- [Instruction] What follows is a set of entries. Give them again exactly, without the pictures.

>> BEGIN Given data

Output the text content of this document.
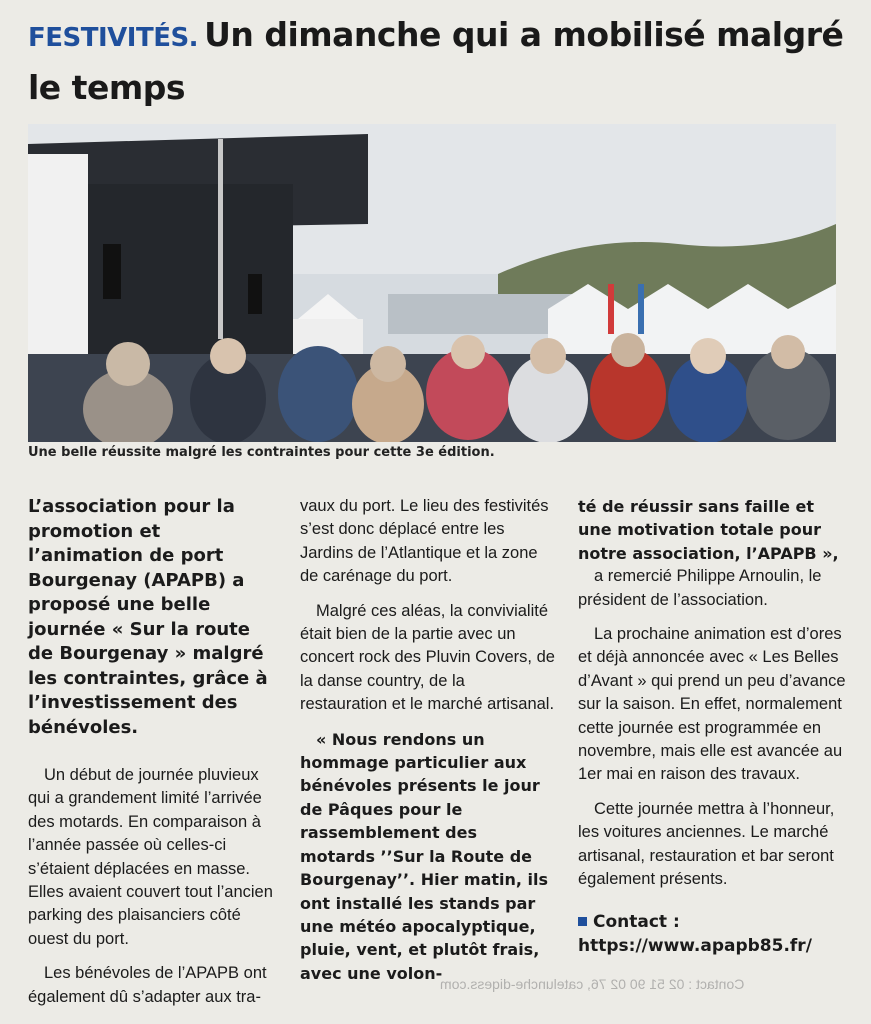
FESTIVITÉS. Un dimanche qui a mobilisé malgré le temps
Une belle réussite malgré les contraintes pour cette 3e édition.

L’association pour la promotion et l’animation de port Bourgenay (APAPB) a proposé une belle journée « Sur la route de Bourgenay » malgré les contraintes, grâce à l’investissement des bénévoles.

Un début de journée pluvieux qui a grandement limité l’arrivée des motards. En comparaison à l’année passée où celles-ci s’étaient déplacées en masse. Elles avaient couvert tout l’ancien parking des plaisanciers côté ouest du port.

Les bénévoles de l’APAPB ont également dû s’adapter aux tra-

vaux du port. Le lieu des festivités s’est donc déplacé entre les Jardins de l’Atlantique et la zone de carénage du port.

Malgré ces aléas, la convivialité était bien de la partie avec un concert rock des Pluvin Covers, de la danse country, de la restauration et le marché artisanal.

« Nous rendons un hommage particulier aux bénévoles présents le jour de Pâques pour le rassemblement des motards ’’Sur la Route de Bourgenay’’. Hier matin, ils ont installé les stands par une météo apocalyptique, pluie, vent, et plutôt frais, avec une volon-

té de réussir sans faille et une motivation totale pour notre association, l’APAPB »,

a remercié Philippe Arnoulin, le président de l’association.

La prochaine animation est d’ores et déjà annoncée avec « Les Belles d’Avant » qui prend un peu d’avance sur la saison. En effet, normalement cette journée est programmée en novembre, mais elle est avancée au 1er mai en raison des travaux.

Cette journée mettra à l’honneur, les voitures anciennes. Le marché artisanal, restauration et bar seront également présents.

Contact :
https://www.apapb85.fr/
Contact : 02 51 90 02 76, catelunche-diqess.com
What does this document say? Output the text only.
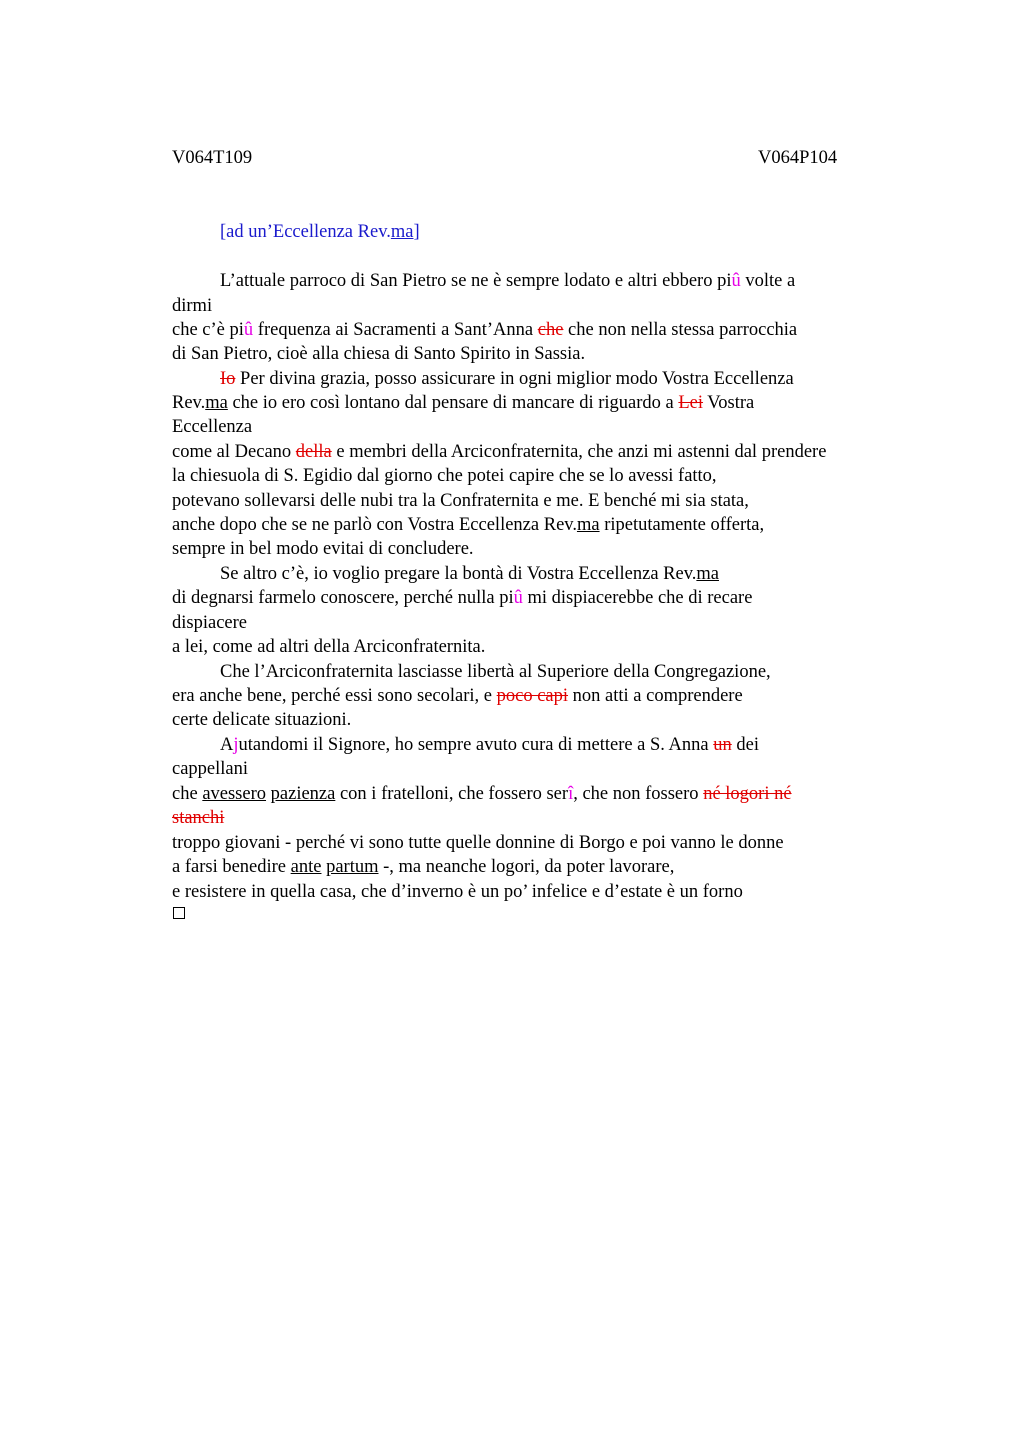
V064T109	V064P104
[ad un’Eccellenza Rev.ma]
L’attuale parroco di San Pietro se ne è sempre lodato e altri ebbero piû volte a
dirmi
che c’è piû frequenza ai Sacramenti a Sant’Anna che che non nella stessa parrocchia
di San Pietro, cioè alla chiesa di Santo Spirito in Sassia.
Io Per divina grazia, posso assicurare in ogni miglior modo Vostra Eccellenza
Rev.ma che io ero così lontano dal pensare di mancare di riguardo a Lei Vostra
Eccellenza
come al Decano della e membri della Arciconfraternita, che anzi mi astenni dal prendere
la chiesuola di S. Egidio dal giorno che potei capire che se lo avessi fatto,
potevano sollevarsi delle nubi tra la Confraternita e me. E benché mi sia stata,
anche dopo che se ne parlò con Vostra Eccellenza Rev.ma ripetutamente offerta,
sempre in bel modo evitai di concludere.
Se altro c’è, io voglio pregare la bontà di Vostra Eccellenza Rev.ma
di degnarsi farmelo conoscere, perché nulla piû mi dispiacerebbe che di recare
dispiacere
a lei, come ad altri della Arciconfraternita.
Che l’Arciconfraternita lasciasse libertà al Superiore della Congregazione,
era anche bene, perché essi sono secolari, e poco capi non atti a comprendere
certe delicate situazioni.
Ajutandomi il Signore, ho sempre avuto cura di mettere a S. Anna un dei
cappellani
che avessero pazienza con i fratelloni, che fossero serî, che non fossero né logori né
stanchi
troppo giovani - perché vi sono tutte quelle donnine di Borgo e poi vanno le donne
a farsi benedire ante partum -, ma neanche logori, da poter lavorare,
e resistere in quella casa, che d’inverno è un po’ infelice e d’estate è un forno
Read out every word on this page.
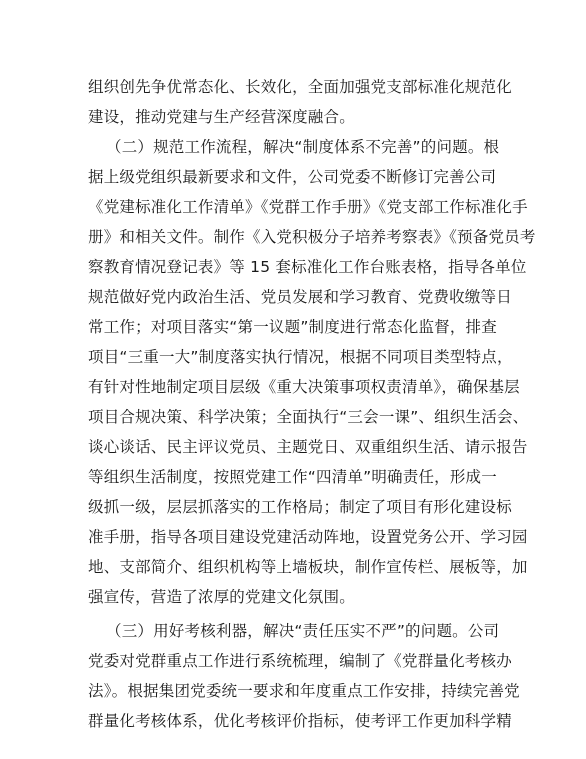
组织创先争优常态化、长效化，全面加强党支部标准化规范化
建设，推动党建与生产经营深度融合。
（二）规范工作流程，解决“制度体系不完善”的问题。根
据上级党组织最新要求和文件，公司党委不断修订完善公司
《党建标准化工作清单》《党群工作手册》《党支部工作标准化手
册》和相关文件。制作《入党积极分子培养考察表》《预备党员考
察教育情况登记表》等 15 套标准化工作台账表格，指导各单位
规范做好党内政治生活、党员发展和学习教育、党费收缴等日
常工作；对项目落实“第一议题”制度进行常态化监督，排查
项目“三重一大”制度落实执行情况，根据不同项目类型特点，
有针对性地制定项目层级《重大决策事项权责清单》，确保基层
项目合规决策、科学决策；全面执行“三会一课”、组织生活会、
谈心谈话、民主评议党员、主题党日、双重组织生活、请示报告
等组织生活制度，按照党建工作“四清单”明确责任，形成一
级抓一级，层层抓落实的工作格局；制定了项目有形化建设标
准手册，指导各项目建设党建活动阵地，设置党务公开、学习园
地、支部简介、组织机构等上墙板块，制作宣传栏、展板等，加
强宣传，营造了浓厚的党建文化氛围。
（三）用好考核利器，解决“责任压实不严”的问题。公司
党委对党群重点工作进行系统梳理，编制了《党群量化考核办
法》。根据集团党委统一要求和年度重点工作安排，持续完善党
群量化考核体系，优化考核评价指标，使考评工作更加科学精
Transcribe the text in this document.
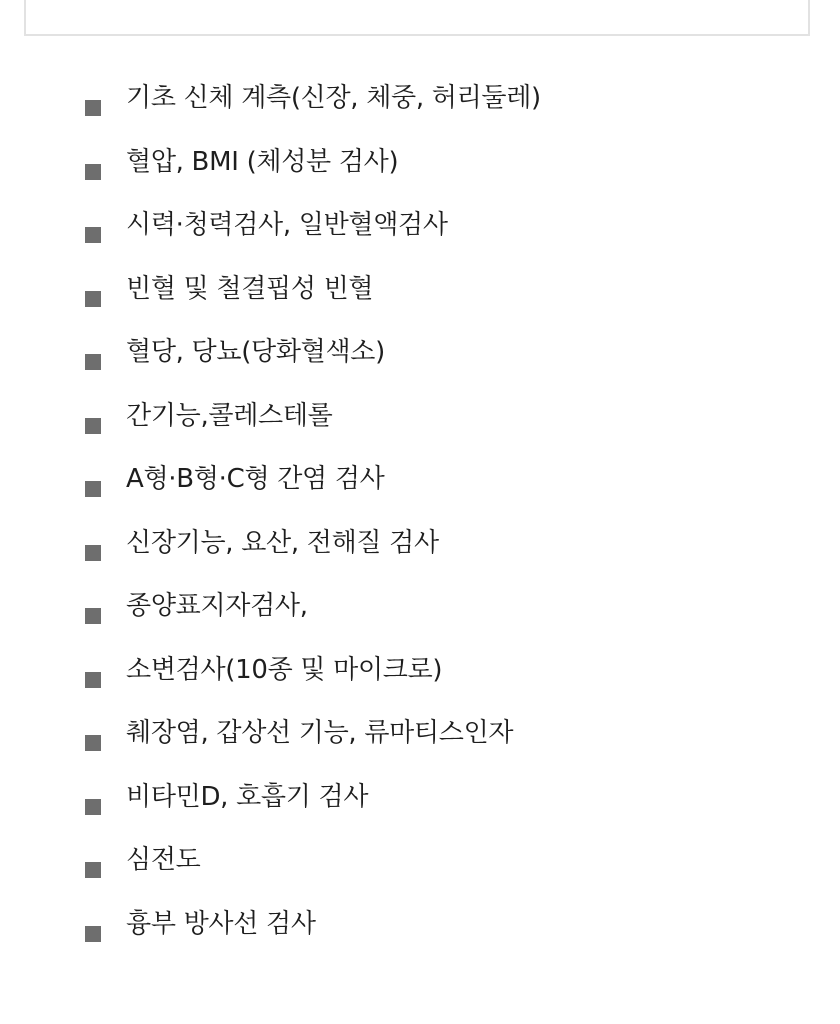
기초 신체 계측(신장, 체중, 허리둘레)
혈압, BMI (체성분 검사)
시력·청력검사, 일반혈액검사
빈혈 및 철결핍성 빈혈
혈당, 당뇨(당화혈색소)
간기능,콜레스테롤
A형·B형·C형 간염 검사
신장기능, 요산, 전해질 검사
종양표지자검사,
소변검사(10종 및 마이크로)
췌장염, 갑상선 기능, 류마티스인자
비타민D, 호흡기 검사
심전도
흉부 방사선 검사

>> END Given data

- [Result of this exercise]
Output the text content of this document.
FESTIVITÉS. Un dimanche qui a mobilisé malgré le temps
Une belle réussite malgré les contraintes pour cette 3e édition.

L’association pour la promotion et l’animation de port Bourgenay (APAPB) a proposé une belle journée « Sur la route de Bourgenay » malgré les contraintes, grâce à l’investissement des bénévoles.

Un début de journée pluvieux qui a grandement limité l’arrivée des motards. En comparaison à l’année passée où celles-ci s’étaient déplacées en masse. Elles avaient couvert tout l’ancien parking des plaisanciers côté ouest du port.

Les bénévoles de l’APAPB ont également dû s’adapter aux tra-

vaux du port. Le lieu des festivités s’est donc déplacé entre les Jardins de l’Atlantique et la zone de carénage du port.

Malgré ces aléas, la convivialité était bien de la partie avec un concert rock des Pluvin Covers, de la danse country, de la restauration et le marché artisanal.

« Nous rendons un hommage particulier aux bénévoles présents le jour de Pâques pour le rassemblement des motards ’’Sur la Route de Bourgenay’’. Hier matin, ils ont installé les stands par une météo apocalyptique, pluie, vent, et plutôt frais, avec une volon-

té de réussir sans faille et une motivation totale pour notre association, l’APAPB »,

a remercié Philippe Arnoulin, le président de l’association.

La prochaine animation est d’ores et déjà annoncée avec « Les Belles d’Avant » qui prend un peu d’avance sur la saison. En effet, normalement cette journée est programmée en novembre, mais elle est avancée au 1er mai en raison des travaux.

Cette journée mettra à l’honneur, les voitures anciennes. Le marché artisanal, restauration et bar seront également présents.

Contact :
https://www.apapb85.fr/
Contact : 02 51 90 02 76, catelunche-diqess.com
What does this document say? Output the text only.
V064T109	V064P104
[ad un’Eccellenza Rev.ma]
L’attuale parroco di San Pietro se ne è sempre lodato e altri ebbero piû volte a
dirmi
che c’è piû frequenza ai Sacramenti a Sant’Anna che che non nella stessa parrocchia
di San Pietro, cioè alla chiesa di Santo Spirito in Sassia.
Io Per divina grazia, posso assicurare in ogni miglior modo Vostra Eccellenza
Rev.ma che io ero così lontano dal pensare di mancare di riguardo a Lei Vostra
Eccellenza
come al Decano della e membri della Arciconfraternita, che anzi mi astenni dal prendere
la chiesuola di S. Egidio dal giorno che potei capire che se lo avessi fatto,
potevano sollevarsi delle nubi tra la Confraternita e me. E benché mi sia stata,
anche dopo che se ne parlò con Vostra Eccellenza Rev.ma ripetutamente offerta,
sempre in bel modo evitai di concludere.
Se altro c’è, io voglio pregare la bontà di Vostra Eccellenza Rev.ma
di degnarsi farmelo conoscere, perché nulla piû mi dispiacerebbe che di recare
dispiacere
a lei, come ad altri della Arciconfraternita.
Che l’Arciconfraternita lasciasse libertà al Superiore della Congregazione,
era anche bene, perché essi sono secolari, e poco capi non atti a comprendere
certe delicate situazioni.
Ajutandomi il Signore, ho sempre avuto cura di mettere a S. Anna un dei
cappellani
che avessero pazienza con i fratelloni, che fossero serî, che non fossero né logori né
stanchi
troppo giovani - perché vi sono tutte quelle donnine di Borgo e poi vanno le donne
a farsi benedire ante partum -, ma neanche logori, da poter lavorare,
e resistere in quella casa, che d’inverno è un po’ infelice e d’estate è un forno
Read out every word on this page.
组织创先争优常态化、长效化，全面加强党支部标准化规范化
建设，推动党建与生产经营深度融合。
（二）规范工作流程，解决“制度体系不完善”的问题。根
据上级党组织最新要求和文件，公司党委不断修订完善公司
《党建标准化工作清单》《党群工作手册》《党支部工作标准化手
册》和相关文件。制作《入党积极分子培养考察表》《预备党员考
察教育情况登记表》等 15 套标准化工作台账表格，指导各单位
规范做好党内政治生活、党员发展和学习教育、党费收缴等日
常工作；对项目落实“第一议题”制度进行常态化监督，排查
项目“三重一大”制度落实执行情况，根据不同项目类型特点，
有针对性地制定项目层级《重大决策事项权责清单》，确保基层
项目合规决策、科学决策；全面执行“三会一课”、组织生活会、
谈心谈话、民主评议党员、主题党日、双重组织生活、请示报告
等组织生活制度，按照党建工作“四清单”明确责任，形成一
级抓一级，层层抓落实的工作格局；制定了项目有形化建设标
准手册，指导各项目建设党建活动阵地，设置党务公开、学习园
地、支部简介、组织机构等上墙板块，制作宣传栏、展板等，加
强宣传，营造了浓厚的党建文化氛围。
（三）用好考核利器，解决“责任压实不严”的问题。公司
党委对党群重点工作进行系统梳理，编制了《党群量化考核办
法》。根据集团党委统一要求和年度重点工作安排，持续完善党
群量化考核体系，优化考核评价指标，使考评工作更加科学精
Transcribe the text in this document.
기초 신체 계측(신장, 체중, 허리둘레)
혈압, BMI (체성분 검사)
시력·청력검사, 일반혈액검사
빈혈 및 철결핍성 빈혈
혈당, 당뇨(당화혈색소)
간기능,콜레스테롤
A형·B형·C형 간염 검사
신장기능, 요산, 전해질 검사
종양표지자검사,
소변검사(10종 및 마이크로)
췌장염, 갑상선 기능, 류마티스인자
비타민D, 호흡기 검사
심전도
흉부 방사선 검사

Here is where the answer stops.